◆ **Exercise details**
Leave out the pictures and copy each record below exactly.

[Dataset entries]
--------------------

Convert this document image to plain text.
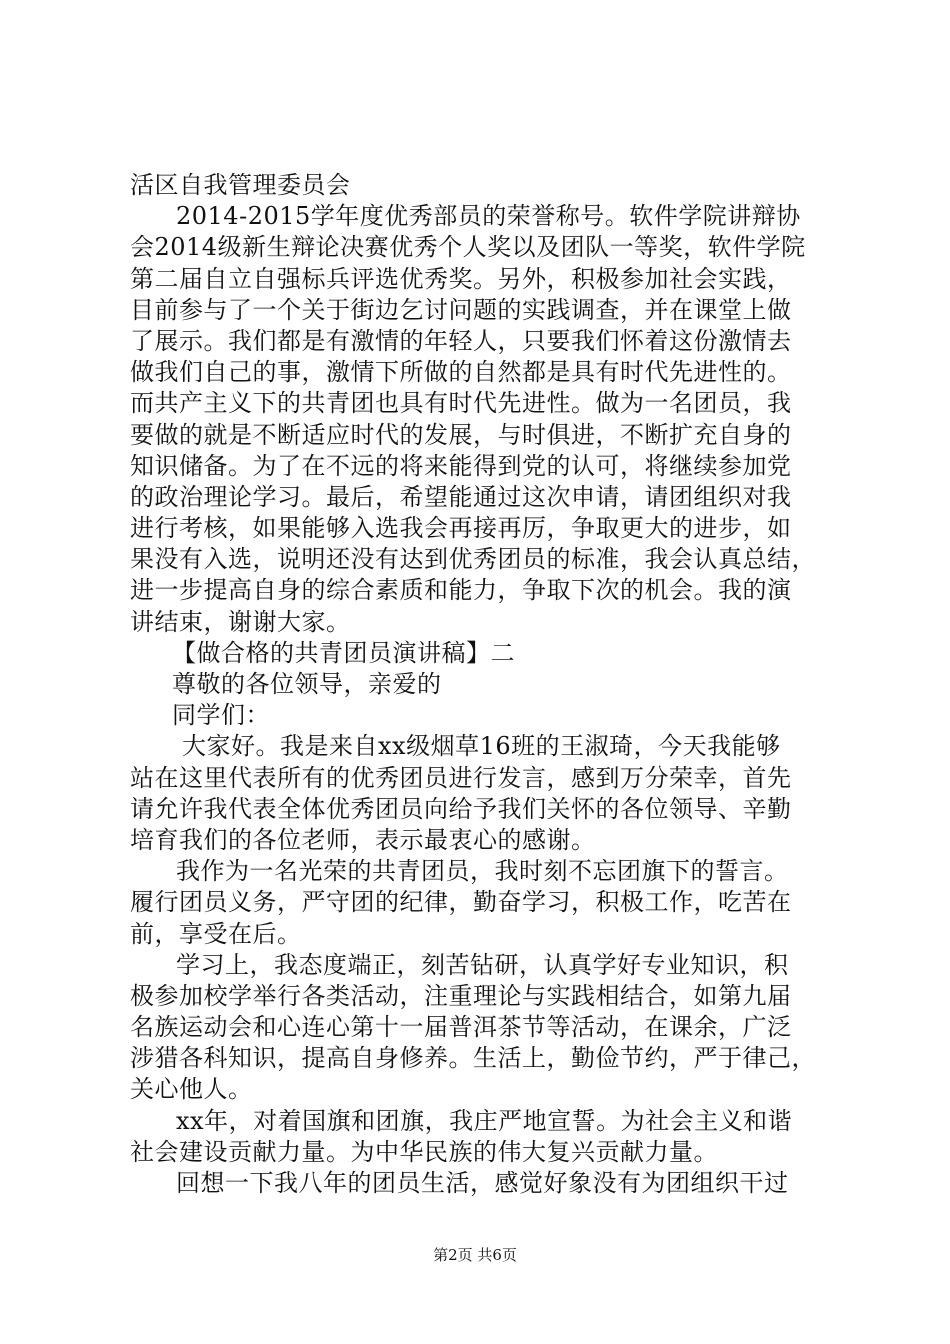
活区自我管理委员会
2014-2015学年度优秀部员的荣誉称号。软件学院讲辩协
会2014级新生辩论决赛优秀个人奖以及团队一等奖，软件学院
第二届自立自强标兵评选优秀奖。另外，积极参加社会实践，
目前参与了一个关于街边乞讨问题的实践调查，并在课堂上做
了展示。我们都是有激情的年轻人，只要我们怀着这份激情去
做我们自己的事，激情下所做的自然都是具有时代先进性的。
而共产主义下的共青团也具有时代先进性。做为一名团员，我
要做的就是不断适应时代的发展，与时俱进，不断扩充自身的
知识储备。为了在不远的将来能得到党的认可，将继续参加党
的政治理论学习。最后，希望能通过这次申请，请团组织对我
进行考核，如果能够入选我会再接再厉，争取更大的进步，如
果没有入选，说明还没有达到优秀团员的标准，我会认真总结，
进一步提高自身的综合素质和能力，争取下次的机会。我的演
讲结束，谢谢大家。
【做合格的共青团员演讲稿】二
尊敬的各位领导，亲爱的
同学们：
大家好。我是来自xx级烟草16班的王淑琦，今天我能够
站在这里代表所有的优秀团员进行发言，感到万分荣幸，首先
请允许我代表全体优秀团员向给予我们关怀的各位领导、辛勤
培育我们的各位老师，表示最衷心的感谢。
我作为一名光荣的共青团员，我时刻不忘团旗下的誓言。
履行团员义务，严守团的纪律，勤奋学习，积极工作，吃苦在
前，享受在后。
学习上，我态度端正，刻苦钻研，认真学好专业知识，积
极参加校学举行各类活动，注重理论与实践相结合，如第九届
名族运动会和心连心第十一届普洱茶节等活动，在课余，广泛
涉猎各科知识，提高自身修养。生活上，勤俭节约，严于律己，
关心他人。
xx年，对着国旗和团旗，我庄严地宣誓。为社会主义和谐
社会建设贡献力量。为中华民族的伟大复兴贡献力量。
回想一下我八年的团员生活，感觉好象没有为团组织干过
第2页 共6页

--------------------

◆ **Output**
Convert this document image to plain text.
活区自我管理委员会
2014-2015学年度优秀部员的荣誉称号。软件学院讲辩协
会2014级新生辩论决赛优秀个人奖以及团队一等奖，软件学院
第二届自立自强标兵评选优秀奖。另外，积极参加社会实践，
目前参与了一个关于街边乞讨问题的实践调查，并在课堂上做
了展示。我们都是有激情的年轻人，只要我们怀着这份激情去
做我们自己的事，激情下所做的自然都是具有时代先进性的。
而共产主义下的共青团也具有时代先进性。做为一名团员，我
要做的就是不断适应时代的发展，与时俱进，不断扩充自身的
知识储备。为了在不远的将来能得到党的认可，将继续参加党
的政治理论学习。最后，希望能通过这次申请，请团组织对我
进行考核，如果能够入选我会再接再厉，争取更大的进步，如
果没有入选，说明还没有达到优秀团员的标准，我会认真总结，
进一步提高自身的综合素质和能力，争取下次的机会。我的演
讲结束，谢谢大家。
【做合格的共青团员演讲稿】二
尊敬的各位领导，亲爱的
同学们：
大家好。我是来自xx级烟草16班的王淑琦，今天我能够
站在这里代表所有的优秀团员进行发言，感到万分荣幸，首先
请允许我代表全体优秀团员向给予我们关怀的各位领导、辛勤
培育我们的各位老师，表示最衷心的感谢。
我作为一名光荣的共青团员，我时刻不忘团旗下的誓言。
履行团员义务，严守团的纪律，勤奋学习，积极工作，吃苦在
前，享受在后。
学习上，我态度端正，刻苦钻研，认真学好专业知识，积
极参加校学举行各类活动，注重理论与实践相结合，如第九届
名族运动会和心连心第十一届普洱茶节等活动，在课余，广泛
涉猎各科知识，提高自身修养。生活上，勤俭节约，严于律己，
关心他人。
xx年，对着国旗和团旗，我庄严地宣誓。为社会主义和谐
社会建设贡献力量。为中华民族的伟大复兴贡献力量。
回想一下我八年的团员生活，感觉好象没有为团组织干过
第2页 共6页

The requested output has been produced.